> _Information supplied_:
******

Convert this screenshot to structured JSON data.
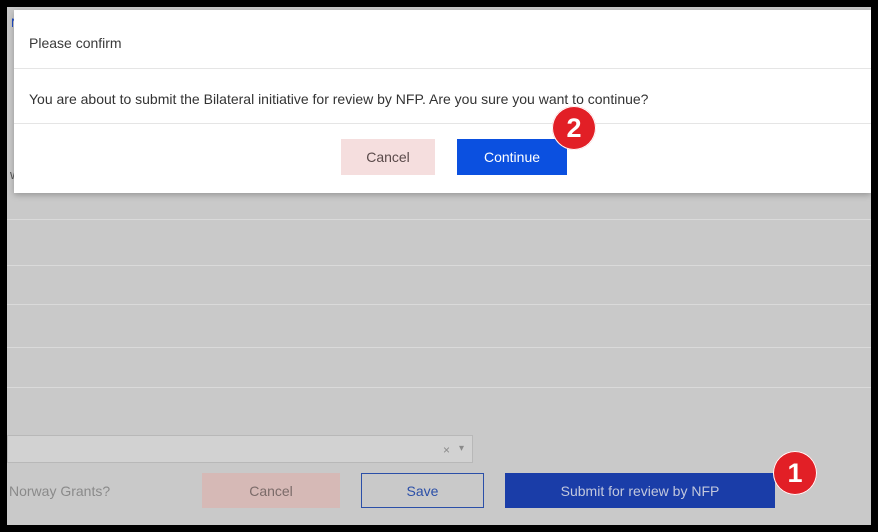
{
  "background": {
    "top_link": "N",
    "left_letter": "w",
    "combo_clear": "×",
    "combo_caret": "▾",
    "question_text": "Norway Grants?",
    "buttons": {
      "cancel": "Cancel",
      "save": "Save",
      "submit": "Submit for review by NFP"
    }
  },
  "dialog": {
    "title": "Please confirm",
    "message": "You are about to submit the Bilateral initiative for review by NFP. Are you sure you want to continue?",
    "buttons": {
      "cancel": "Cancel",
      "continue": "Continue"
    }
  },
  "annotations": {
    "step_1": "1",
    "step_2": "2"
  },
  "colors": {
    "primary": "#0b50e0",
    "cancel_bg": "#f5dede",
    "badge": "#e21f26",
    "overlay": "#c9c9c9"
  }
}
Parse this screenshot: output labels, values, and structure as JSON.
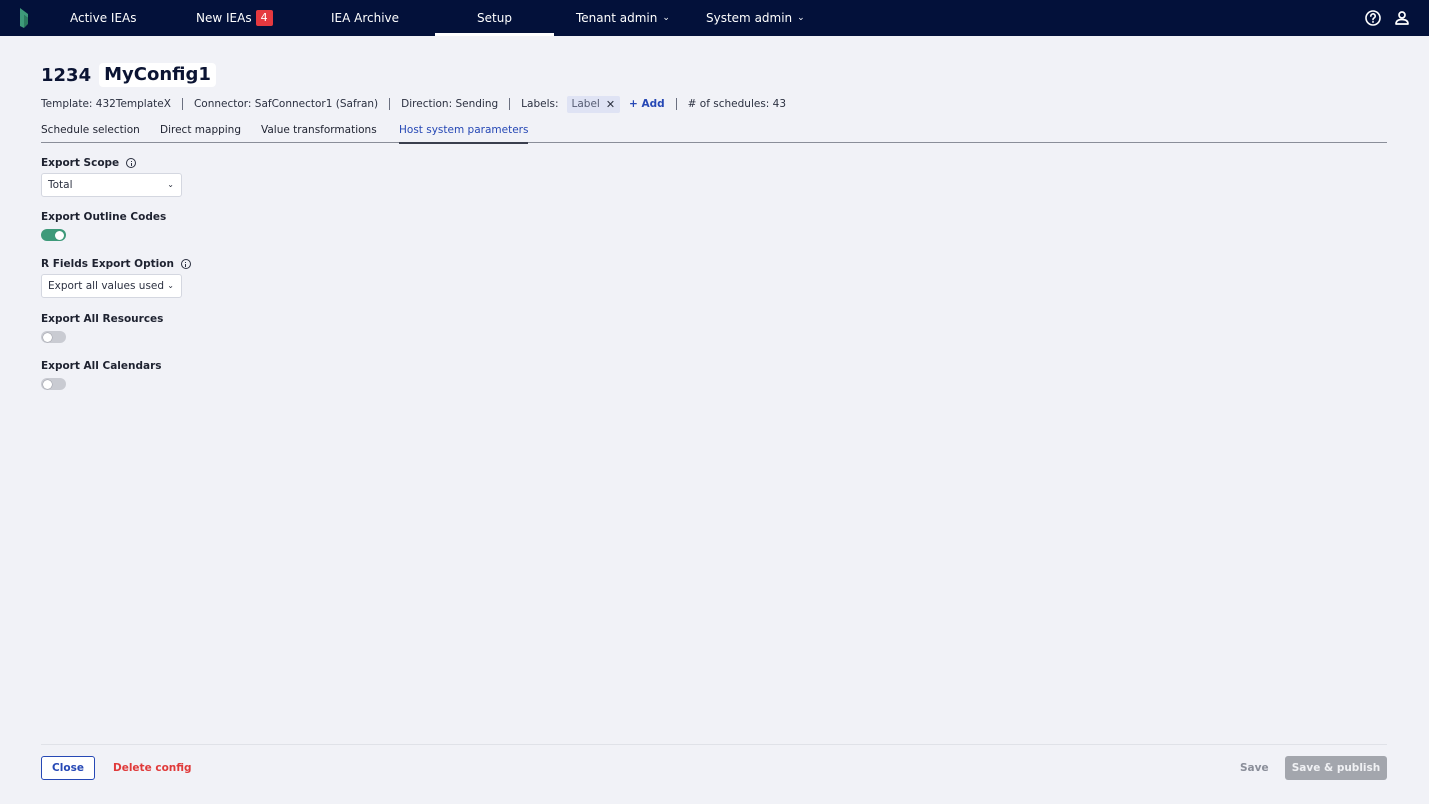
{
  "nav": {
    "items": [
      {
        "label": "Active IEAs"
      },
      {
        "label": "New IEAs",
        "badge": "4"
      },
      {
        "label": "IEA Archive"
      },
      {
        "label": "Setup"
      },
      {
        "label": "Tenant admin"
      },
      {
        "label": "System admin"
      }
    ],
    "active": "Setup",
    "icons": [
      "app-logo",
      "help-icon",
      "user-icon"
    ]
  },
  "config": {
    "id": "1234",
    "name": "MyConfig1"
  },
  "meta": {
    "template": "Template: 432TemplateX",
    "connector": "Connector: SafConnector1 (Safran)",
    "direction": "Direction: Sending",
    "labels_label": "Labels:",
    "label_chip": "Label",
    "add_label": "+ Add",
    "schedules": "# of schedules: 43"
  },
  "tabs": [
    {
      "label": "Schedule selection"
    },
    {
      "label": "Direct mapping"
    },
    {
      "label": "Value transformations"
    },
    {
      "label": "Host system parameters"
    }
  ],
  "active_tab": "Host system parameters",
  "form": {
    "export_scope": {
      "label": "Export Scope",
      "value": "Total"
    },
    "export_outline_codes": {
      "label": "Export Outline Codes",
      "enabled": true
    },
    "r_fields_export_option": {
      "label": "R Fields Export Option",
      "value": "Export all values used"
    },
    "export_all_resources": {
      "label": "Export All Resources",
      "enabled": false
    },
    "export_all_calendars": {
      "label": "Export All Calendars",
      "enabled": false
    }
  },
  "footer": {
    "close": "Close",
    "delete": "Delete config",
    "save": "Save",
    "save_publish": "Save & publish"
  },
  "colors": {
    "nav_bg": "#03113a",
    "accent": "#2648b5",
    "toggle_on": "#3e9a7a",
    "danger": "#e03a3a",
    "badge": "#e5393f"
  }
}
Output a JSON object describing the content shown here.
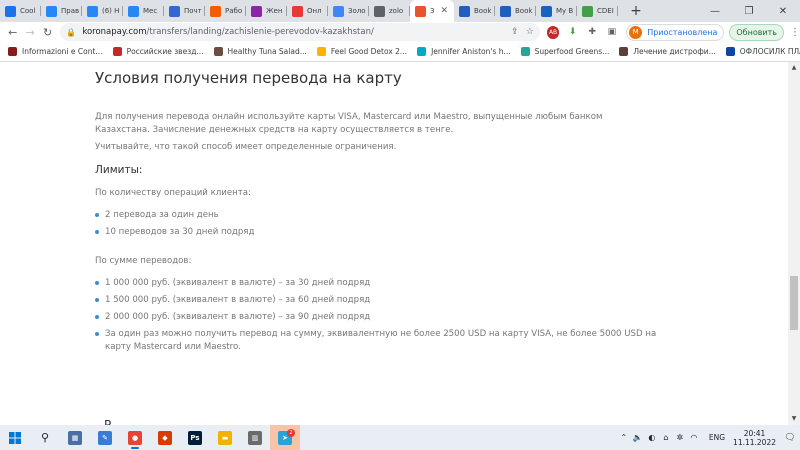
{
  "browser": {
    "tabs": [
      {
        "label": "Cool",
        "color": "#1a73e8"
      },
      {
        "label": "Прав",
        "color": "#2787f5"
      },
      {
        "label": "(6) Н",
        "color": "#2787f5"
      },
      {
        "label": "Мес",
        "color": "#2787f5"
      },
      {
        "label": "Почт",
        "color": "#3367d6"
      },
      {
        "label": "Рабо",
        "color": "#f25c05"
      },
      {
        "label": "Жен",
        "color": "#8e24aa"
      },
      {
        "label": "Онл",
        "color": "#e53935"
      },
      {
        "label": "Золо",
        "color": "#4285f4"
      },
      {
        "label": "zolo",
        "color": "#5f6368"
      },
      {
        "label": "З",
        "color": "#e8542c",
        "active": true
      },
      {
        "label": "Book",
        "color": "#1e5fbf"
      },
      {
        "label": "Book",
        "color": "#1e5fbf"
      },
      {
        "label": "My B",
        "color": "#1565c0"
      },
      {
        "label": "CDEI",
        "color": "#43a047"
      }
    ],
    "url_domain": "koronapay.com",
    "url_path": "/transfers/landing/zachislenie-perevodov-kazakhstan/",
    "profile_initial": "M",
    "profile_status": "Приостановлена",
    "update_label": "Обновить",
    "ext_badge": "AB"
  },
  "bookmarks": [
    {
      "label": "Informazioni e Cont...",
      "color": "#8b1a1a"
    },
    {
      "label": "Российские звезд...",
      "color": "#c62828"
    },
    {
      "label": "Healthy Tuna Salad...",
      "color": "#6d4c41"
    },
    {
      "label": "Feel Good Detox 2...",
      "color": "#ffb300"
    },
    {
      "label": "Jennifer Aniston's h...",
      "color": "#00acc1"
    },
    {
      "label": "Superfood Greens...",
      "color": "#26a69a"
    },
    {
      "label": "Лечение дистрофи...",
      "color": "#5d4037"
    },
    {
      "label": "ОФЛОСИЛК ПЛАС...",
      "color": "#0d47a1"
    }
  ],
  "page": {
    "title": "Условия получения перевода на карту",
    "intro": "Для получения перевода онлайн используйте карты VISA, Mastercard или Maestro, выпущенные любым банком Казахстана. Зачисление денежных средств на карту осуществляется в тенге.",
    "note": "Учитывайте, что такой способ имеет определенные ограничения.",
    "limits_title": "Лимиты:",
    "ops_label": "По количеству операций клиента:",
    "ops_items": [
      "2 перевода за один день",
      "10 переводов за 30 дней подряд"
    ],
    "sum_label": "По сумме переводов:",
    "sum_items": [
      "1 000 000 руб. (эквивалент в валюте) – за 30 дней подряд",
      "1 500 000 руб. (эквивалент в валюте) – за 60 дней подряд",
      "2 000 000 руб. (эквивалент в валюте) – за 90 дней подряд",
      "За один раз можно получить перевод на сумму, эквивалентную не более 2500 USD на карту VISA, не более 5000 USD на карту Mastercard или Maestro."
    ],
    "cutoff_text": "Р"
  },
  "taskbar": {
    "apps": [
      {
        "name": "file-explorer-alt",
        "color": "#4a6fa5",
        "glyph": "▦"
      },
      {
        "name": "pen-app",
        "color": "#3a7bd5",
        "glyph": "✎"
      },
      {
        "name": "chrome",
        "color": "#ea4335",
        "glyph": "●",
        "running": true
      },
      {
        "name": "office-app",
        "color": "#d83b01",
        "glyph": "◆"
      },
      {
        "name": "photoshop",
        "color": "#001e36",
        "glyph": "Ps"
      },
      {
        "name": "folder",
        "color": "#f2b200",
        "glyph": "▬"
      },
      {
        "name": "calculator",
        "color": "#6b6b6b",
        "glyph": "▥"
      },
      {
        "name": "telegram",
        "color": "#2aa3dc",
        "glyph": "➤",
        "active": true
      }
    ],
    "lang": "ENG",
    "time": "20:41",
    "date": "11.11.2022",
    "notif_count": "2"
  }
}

******

> _What the task asks_: Pictures are excluded; copy every other part of the records exactly.

> _Solution to this problem_:
Convert this screenshot to structured JSON data.
{
  "background": {
    "top_link": "N",
    "left_letter": "w",
    "combo_clear": "×",
    "combo_caret": "▾",
    "question_text": "Norway Grants?",
    "buttons": {
      "cancel": "Cancel",
      "save": "Save",
      "submit": "Submit for review by NFP"
    }
  },
  "dialog": {
    "title": "Please confirm",
    "message": "You are about to submit the Bilateral initiative for review by NFP. Are you sure you want to continue?",
    "buttons": {
      "cancel": "Cancel",
      "continue": "Continue"
    }
  },
  "annotations": {
    "step_1": "1",
    "step_2": "2"
  },
  "colors": {
    "primary": "#0b50e0",
    "cancel_bg": "#f5dede",
    "badge": "#e21f26",
    "overlay": "#c9c9c9"
  }
}
Parse this screenshot: output labels, values, and structure as JSON.
{
  "nav": {
    "items": [
      {
        "label": "Active IEAs"
      },
      {
        "label": "New IEAs",
        "badge": "4"
      },
      {
        "label": "IEA Archive"
      },
      {
        "label": "Setup"
      },
      {
        "label": "Tenant admin"
      },
      {
        "label": "System admin"
      }
    ],
    "active": "Setup",
    "icons": [
      "app-logo",
      "help-icon",
      "user-icon"
    ]
  },
  "config": {
    "id": "1234",
    "name": "MyConfig1"
  },
  "meta": {
    "template": "Template: 432TemplateX",
    "connector": "Connector: SafConnector1 (Safran)",
    "direction": "Direction: Sending",
    "labels_label": "Labels:",
    "label_chip": "Label",
    "add_label": "+ Add",
    "schedules": "# of schedules: 43"
  },
  "tabs": [
    {
      "label": "Schedule selection"
    },
    {
      "label": "Direct mapping"
    },
    {
      "label": "Value transformations"
    },
    {
      "label": "Host system parameters"
    }
  ],
  "active_tab": "Host system parameters",
  "form": {
    "export_scope": {
      "label": "Export Scope",
      "value": "Total"
    },
    "export_outline_codes": {
      "label": "Export Outline Codes",
      "enabled": true
    },
    "r_fields_export_option": {
      "label": "R Fields Export Option",
      "value": "Export all values used"
    },
    "export_all_resources": {
      "label": "Export All Resources",
      "enabled": false
    },
    "export_all_calendars": {
      "label": "Export All Calendars",
      "enabled": false
    }
  },
  "footer": {
    "close": "Close",
    "delete": "Delete config",
    "save": "Save",
    "save_publish": "Save & publish"
  },
  "colors": {
    "nav_bg": "#03113a",
    "accent": "#2648b5",
    "toggle_on": "#3e9a7a",
    "danger": "#e03a3a",
    "badge": "#e5393f"
  }
}
Output a JSON object describing the content shown here.
{
  "browser": {
    "tabs": [
      {
        "label": "Cool",
        "color": "#1a73e8"
      },
      {
        "label": "Прав",
        "color": "#2787f5"
      },
      {
        "label": "(6) Н",
        "color": "#2787f5"
      },
      {
        "label": "Мес",
        "color": "#2787f5"
      },
      {
        "label": "Почт",
        "color": "#3367d6"
      },
      {
        "label": "Рабо",
        "color": "#f25c05"
      },
      {
        "label": "Жен",
        "color": "#8e24aa"
      },
      {
        "label": "Онл",
        "color": "#e53935"
      },
      {
        "label": "Золо",
        "color": "#4285f4"
      },
      {
        "label": "zolo",
        "color": "#5f6368"
      },
      {
        "label": "З",
        "color": "#e8542c",
        "active": true
      },
      {
        "label": "Book",
        "color": "#1e5fbf"
      },
      {
        "label": "Book",
        "color": "#1e5fbf"
      },
      {
        "label": "My B",
        "color": "#1565c0"
      },
      {
        "label": "CDEI",
        "color": "#43a047"
      }
    ],
    "url_domain": "koronapay.com",
    "url_path": "/transfers/landing/zachislenie-perevodov-kazakhstan/",
    "profile_initial": "M",
    "profile_status": "Приостановлена",
    "update_label": "Обновить",
    "ext_badge": "AB"
  },
  "bookmarks": [
    {
      "label": "Informazioni e Cont...",
      "color": "#8b1a1a"
    },
    {
      "label": "Российские звезд...",
      "color": "#c62828"
    },
    {
      "label": "Healthy Tuna Salad...",
      "color": "#6d4c41"
    },
    {
      "label": "Feel Good Detox 2...",
      "color": "#ffb300"
    },
    {
      "label": "Jennifer Aniston's h...",
      "color": "#00acc1"
    },
    {
      "label": "Superfood Greens...",
      "color": "#26a69a"
    },
    {
      "label": "Лечение дистрофи...",
      "color": "#5d4037"
    },
    {
      "label": "ОФЛОСИЛК ПЛАС...",
      "color": "#0d47a1"
    }
  ],
  "page": {
    "title": "Условия получения перевода на карту",
    "intro": "Для получения перевода онлайн используйте карты VISA, Mastercard или Maestro, выпущенные любым банком Казахстана. Зачисление денежных средств на карту осуществляется в тенге.",
    "note": "Учитывайте, что такой способ имеет определенные ограничения.",
    "limits_title": "Лимиты:",
    "ops_label": "По количеству операций клиента:",
    "ops_items": [
      "2 перевода за один день",
      "10 переводов за 30 дней подряд"
    ],
    "sum_label": "По сумме переводов:",
    "sum_items": [
      "1 000 000 руб. (эквивалент в валюте) – за 30 дней подряд",
      "1 500 000 руб. (эквивалент в валюте) – за 60 дней подряд",
      "2 000 000 руб. (эквивалент в валюте) – за 90 дней подряд",
      "За один раз можно получить перевод на сумму, эквивалентную не более 2500 USD на карту VISA, не более 5000 USD на карту Mastercard или Maestro."
    ],
    "cutoff_text": "Р"
  },
  "taskbar": {
    "apps": [
      {
        "name": "file-explorer-alt",
        "color": "#4a6fa5",
        "glyph": "▦"
      },
      {
        "name": "pen-app",
        "color": "#3a7bd5",
        "glyph": "✎"
      },
      {
        "name": "chrome",
        "color": "#ea4335",
        "glyph": "●",
        "running": true
      },
      {
        "name": "office-app",
        "color": "#d83b01",
        "glyph": "◆"
      },
      {
        "name": "photoshop",
        "color": "#001e36",
        "glyph": "Ps"
      },
      {
        "name": "folder",
        "color": "#f2b200",
        "glyph": "▬"
      },
      {
        "name": "calculator",
        "color": "#6b6b6b",
        "glyph": "▥"
      },
      {
        "name": "telegram",
        "color": "#2aa3dc",
        "glyph": "➤",
        "active": true
      }
    ],
    "lang": "ENG",
    "time": "20:41",
    "date": "11.11.2022",
    "notif_count": "2"
  }
}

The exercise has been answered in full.